Items listed in a dataset:

--

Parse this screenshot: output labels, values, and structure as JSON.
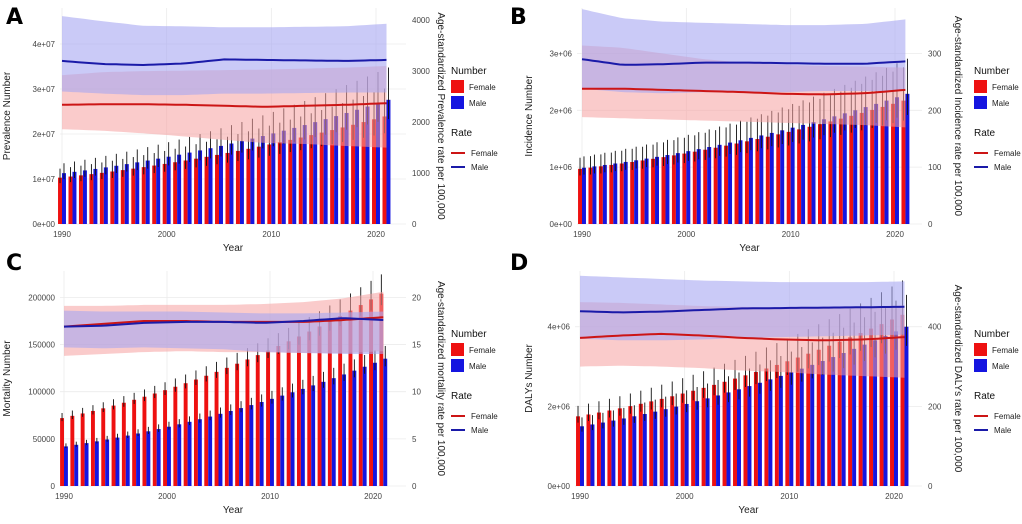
{
  "colors": {
    "female": "#ee1111",
    "male": "#1515e0",
    "female_band": "#f5a0a0",
    "male_band": "#a7a7f2",
    "female_line": "#cc1515",
    "male_line": "#1a1aa8",
    "errorbar": "#111111",
    "grid": "#ebebeb"
  },
  "shared": {
    "xlabel": "Year",
    "x_ticks": [
      "1990",
      "2000",
      "2010",
      "2020"
    ],
    "legend_number_title": "Number",
    "legend_rate_title": "Rate",
    "legend_female": "Female",
    "legend_male": "Male"
  },
  "chart_data": [
    {
      "letter": "A",
      "type": "bar",
      "years": [
        1990,
        2021
      ],
      "ylabel": "Prevalence Number",
      "y2label": "Age-standardized Prevalence rate per 100,000",
      "ylim": [
        0,
        48000000
      ],
      "y2lim": [
        0,
        4239
      ],
      "y_ticks": [
        "0e+00",
        "1e+07",
        "2e+07",
        "3e+07",
        "4e+07"
      ],
      "y_tick_values": [
        0,
        10000000,
        20000000,
        30000000,
        40000000
      ],
      "y2_ticks": [
        "0",
        "1000",
        "2000",
        "3000",
        "4000"
      ],
      "y2_tick_values": [
        0,
        1000,
        2000,
        3000,
        4000
      ],
      "female_number": [
        10300000,
        10000000,
        23900000
      ],
      "male_number": [
        11300000,
        11500000,
        27600000
      ],
      "number_err": 0.26,
      "female_rate": [
        2340,
        2350,
        2350,
        2340,
        2320,
        2300,
        2320,
        2340,
        2370
      ],
      "female_rate_low": [
        1860,
        1830,
        1780,
        1720,
        1650,
        1590,
        1570,
        1530,
        1500
      ],
      "female_rate_high": [
        2920,
        2980,
        3000,
        3010,
        3020,
        3030,
        3050,
        3070,
        3100
      ],
      "male_rate": [
        3200,
        3140,
        3120,
        3150,
        3230,
        3220,
        3210,
        3200,
        3220
      ],
      "male_rate_low": [
        2600,
        2560,
        2530,
        2530,
        2560,
        2560,
        2570,
        2580,
        2580
      ],
      "male_rate_high": [
        4080,
        3980,
        3890,
        3880,
        3860,
        3860,
        3870,
        3880,
        3930
      ]
    },
    {
      "letter": "B",
      "type": "bar",
      "years": [
        1990,
        2021
      ],
      "ylabel": "Incidence Number",
      "y2label": "Age-standardized Incidence rate per 100,000",
      "ylim": [
        0,
        3800000
      ],
      "y2lim": [
        0,
        380
      ],
      "y_ticks": [
        "0e+00",
        "1e+06",
        "2e+06",
        "3e+06"
      ],
      "y_tick_values": [
        0,
        1000000,
        2000000,
        3000000
      ],
      "y2_ticks": [
        "0",
        "100",
        "200",
        "300"
      ],
      "y2_tick_values": [
        0,
        100,
        200,
        300
      ],
      "female_number": [
        970000,
        1060000,
        2170000
      ],
      "male_number": [
        990000,
        1060000,
        2290000
      ],
      "number_err": 0.27,
      "female_rate": [
        238,
        238,
        236,
        234,
        232,
        229,
        228,
        230,
        236
      ],
      "female_rate_low": [
        188,
        186,
        184,
        182,
        180,
        178,
        176,
        174,
        170
      ],
      "female_rate_high": [
        314,
        310,
        300,
        290,
        284,
        280,
        278,
        277,
        275
      ],
      "male_rate": [
        290,
        280,
        281,
        284,
        284,
        283,
        282,
        282,
        286
      ],
      "male_rate_low": [
        238,
        232,
        230,
        232,
        232,
        232,
        234,
        234,
        234
      ],
      "male_rate_high": [
        378,
        362,
        356,
        354,
        352,
        350,
        350,
        352,
        360
      ]
    },
    {
      "letter": "C",
      "type": "bar",
      "years": [
        1990,
        2021
      ],
      "ylabel": "Mortality Number",
      "y2label": "Age-standardized mortality rate per 100,000",
      "ylim": [
        0,
        228000
      ],
      "y2lim": [
        0,
        22.8
      ],
      "y_ticks": [
        "0",
        "50000",
        "100000",
        "150000",
        "200000"
      ],
      "y_tick_values": [
        0,
        50000,
        100000,
        150000,
        200000
      ],
      "y2_ticks": [
        "0",
        "5",
        "10",
        "15",
        "20"
      ],
      "y2_tick_values": [
        0,
        5,
        10,
        15,
        20
      ],
      "female_number": [
        72000,
        75000,
        204000
      ],
      "male_number": [
        42000,
        44000,
        135000
      ],
      "number_err": 0.1,
      "female_rate": [
        16.9,
        17.2,
        17.5,
        17.5,
        17.4,
        17.4,
        17.4,
        17.6,
        17.9
      ],
      "female_rate_low": [
        13.8,
        14.0,
        14.2,
        14.3,
        14.2,
        14.2,
        14.1,
        14.1,
        14.3
      ],
      "female_rate_high": [
        19.1,
        19.1,
        19.2,
        19.2,
        19.2,
        19.3,
        19.5,
        19.9,
        20.6
      ],
      "male_rate": [
        16.9,
        17.0,
        17.3,
        17.4,
        17.4,
        17.3,
        17.5,
        17.8,
        17.6
      ],
      "male_rate_low": [
        14.7,
        14.6,
        14.7,
        14.6,
        14.5,
        14.2,
        14.1,
        14.0,
        14.0
      ],
      "male_rate_high": [
        18.6,
        18.5,
        18.5,
        18.5,
        18.4,
        18.3,
        18.3,
        18.4,
        18.5
      ]
    },
    {
      "letter": "D",
      "type": "bar",
      "years": [
        1990,
        2021
      ],
      "ylabel": "DALYs Number",
      "y2label": "Age-standardized DALYs rate per 100,000",
      "ylim": [
        0,
        5400000
      ],
      "y2lim": [
        0,
        540
      ],
      "y_ticks": [
        "0e+00",
        "2e+06",
        "4e+06"
      ],
      "y_tick_values": [
        0,
        2000000,
        4000000
      ],
      "y2_ticks": [
        "0",
        "200",
        "400"
      ],
      "y2_tick_values": [
        0,
        200,
        400
      ],
      "female_number": [
        1750000,
        1800000,
        4300000
      ],
      "male_number": [
        1500000,
        1550000,
        4000000
      ],
      "number_err": 0.2,
      "female_rate": [
        372,
        378,
        382,
        378,
        372,
        368,
        366,
        368,
        374
      ],
      "female_rate_low": [
        300,
        302,
        300,
        296,
        290,
        286,
        280,
        276,
        272
      ],
      "female_rate_high": [
        462,
        460,
        456,
        452,
        450,
        448,
        448,
        450,
        454
      ],
      "male_rate": [
        439,
        436,
        438,
        442,
        446,
        447,
        448,
        449,
        450
      ],
      "male_rate_low": [
        370,
        366,
        366,
        368,
        372,
        374,
        376,
        378,
        380
      ],
      "male_rate_high": [
        528,
        524,
        520,
        516,
        514,
        512,
        512,
        512,
        514
      ]
    }
  ]
}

--

- Problem description -
Retype every entry verbatim and exclude the pictures from the copy.

- Answer for this exercise -
Parse this screenshot: output labels, values, and structure as JSON.
{
  "colors": {
    "female": "#ee1111",
    "male": "#1515e0",
    "female_band": "#f5a0a0",
    "male_band": "#a7a7f2",
    "female_line": "#cc1515",
    "male_line": "#1a1aa8",
    "errorbar": "#111111",
    "grid": "#ebebeb"
  },
  "shared": {
    "xlabel": "Year",
    "x_ticks": [
      "1990",
      "2000",
      "2010",
      "2020"
    ],
    "legend_number_title": "Number",
    "legend_rate_title": "Rate",
    "legend_female": "Female",
    "legend_male": "Male"
  },
  "chart_data": [
    {
      "letter": "A",
      "type": "bar",
      "years": [
        1990,
        2021
      ],
      "ylabel": "Prevalence Number",
      "y2label": "Age-standardized Prevalence rate per 100,000",
      "ylim": [
        0,
        48000000
      ],
      "y2lim": [
        0,
        4239
      ],
      "y_ticks": [
        "0e+00",
        "1e+07",
        "2e+07",
        "3e+07",
        "4e+07"
      ],
      "y_tick_values": [
        0,
        10000000,
        20000000,
        30000000,
        40000000
      ],
      "y2_ticks": [
        "0",
        "1000",
        "2000",
        "3000",
        "4000"
      ],
      "y2_tick_values": [
        0,
        1000,
        2000,
        3000,
        4000
      ],
      "female_number": [
        10300000,
        10000000,
        23900000
      ],
      "male_number": [
        11300000,
        11500000,
        27600000
      ],
      "number_err": 0.26,
      "female_rate": [
        2340,
        2350,
        2350,
        2340,
        2320,
        2300,
        2320,
        2340,
        2370
      ],
      "female_rate_low": [
        1860,
        1830,
        1780,
        1720,
        1650,
        1590,
        1570,
        1530,
        1500
      ],
      "female_rate_high": [
        2920,
        2980,
        3000,
        3010,
        3020,
        3030,
        3050,
        3070,
        3100
      ],
      "male_rate": [
        3200,
        3140,
        3120,
        3150,
        3230,
        3220,
        3210,
        3200,
        3220
      ],
      "male_rate_low": [
        2600,
        2560,
        2530,
        2530,
        2560,
        2560,
        2570,
        2580,
        2580
      ],
      "male_rate_high": [
        4080,
        3980,
        3890,
        3880,
        3860,
        3860,
        3870,
        3880,
        3930
      ]
    },
    {
      "letter": "B",
      "type": "bar",
      "years": [
        1990,
        2021
      ],
      "ylabel": "Incidence Number",
      "y2label": "Age-standardized Incidence rate per 100,000",
      "ylim": [
        0,
        3800000
      ],
      "y2lim": [
        0,
        380
      ],
      "y_ticks": [
        "0e+00",
        "1e+06",
        "2e+06",
        "3e+06"
      ],
      "y_tick_values": [
        0,
        1000000,
        2000000,
        3000000
      ],
      "y2_ticks": [
        "0",
        "100",
        "200",
        "300"
      ],
      "y2_tick_values": [
        0,
        100,
        200,
        300
      ],
      "female_number": [
        970000,
        1060000,
        2170000
      ],
      "male_number": [
        990000,
        1060000,
        2290000
      ],
      "number_err": 0.27,
      "female_rate": [
        238,
        238,
        236,
        234,
        232,
        229,
        228,
        230,
        236
      ],
      "female_rate_low": [
        188,
        186,
        184,
        182,
        180,
        178,
        176,
        174,
        170
      ],
      "female_rate_high": [
        314,
        310,
        300,
        290,
        284,
        280,
        278,
        277,
        275
      ],
      "male_rate": [
        290,
        280,
        281,
        284,
        284,
        283,
        282,
        282,
        286
      ],
      "male_rate_low": [
        238,
        232,
        230,
        232,
        232,
        232,
        234,
        234,
        234
      ],
      "male_rate_high": [
        378,
        362,
        356,
        354,
        352,
        350,
        350,
        352,
        360
      ]
    },
    {
      "letter": "C",
      "type": "bar",
      "years": [
        1990,
        2021
      ],
      "ylabel": "Mortality Number",
      "y2label": "Age-standardized mortality rate per 100,000",
      "ylim": [
        0,
        228000
      ],
      "y2lim": [
        0,
        22.8
      ],
      "y_ticks": [
        "0",
        "50000",
        "100000",
        "150000",
        "200000"
      ],
      "y_tick_values": [
        0,
        50000,
        100000,
        150000,
        200000
      ],
      "y2_ticks": [
        "0",
        "5",
        "10",
        "15",
        "20"
      ],
      "y2_tick_values": [
        0,
        5,
        10,
        15,
        20
      ],
      "female_number": [
        72000,
        75000,
        204000
      ],
      "male_number": [
        42000,
        44000,
        135000
      ],
      "number_err": 0.1,
      "female_rate": [
        16.9,
        17.2,
        17.5,
        17.5,
        17.4,
        17.4,
        17.4,
        17.6,
        17.9
      ],
      "female_rate_low": [
        13.8,
        14.0,
        14.2,
        14.3,
        14.2,
        14.2,
        14.1,
        14.1,
        14.3
      ],
      "female_rate_high": [
        19.1,
        19.1,
        19.2,
        19.2,
        19.2,
        19.3,
        19.5,
        19.9,
        20.6
      ],
      "male_rate": [
        16.9,
        17.0,
        17.3,
        17.4,
        17.4,
        17.3,
        17.5,
        17.8,
        17.6
      ],
      "male_rate_low": [
        14.7,
        14.6,
        14.7,
        14.6,
        14.5,
        14.2,
        14.1,
        14.0,
        14.0
      ],
      "male_rate_high": [
        18.6,
        18.5,
        18.5,
        18.5,
        18.4,
        18.3,
        18.3,
        18.4,
        18.5
      ]
    },
    {
      "letter": "D",
      "type": "bar",
      "years": [
        1990,
        2021
      ],
      "ylabel": "DALYs Number",
      "y2label": "Age-standardized DALYs rate per 100,000",
      "ylim": [
        0,
        5400000
      ],
      "y2lim": [
        0,
        540
      ],
      "y_ticks": [
        "0e+00",
        "2e+06",
        "4e+06"
      ],
      "y_tick_values": [
        0,
        2000000,
        4000000
      ],
      "y2_ticks": [
        "0",
        "200",
        "400"
      ],
      "y2_tick_values": [
        0,
        200,
        400
      ],
      "female_number": [
        1750000,
        1800000,
        4300000
      ],
      "male_number": [
        1500000,
        1550000,
        4000000
      ],
      "number_err": 0.2,
      "female_rate": [
        372,
        378,
        382,
        378,
        372,
        368,
        366,
        368,
        374
      ],
      "female_rate_low": [
        300,
        302,
        300,
        296,
        290,
        286,
        280,
        276,
        272
      ],
      "female_rate_high": [
        462,
        460,
        456,
        452,
        450,
        448,
        448,
        450,
        454
      ],
      "male_rate": [
        439,
        436,
        438,
        442,
        446,
        447,
        448,
        449,
        450
      ],
      "male_rate_low": [
        370,
        366,
        366,
        368,
        372,
        374,
        376,
        378,
        380
      ],
      "male_rate_high": [
        528,
        524,
        520,
        516,
        514,
        512,
        512,
        512,
        514
      ]
    }
  ]
}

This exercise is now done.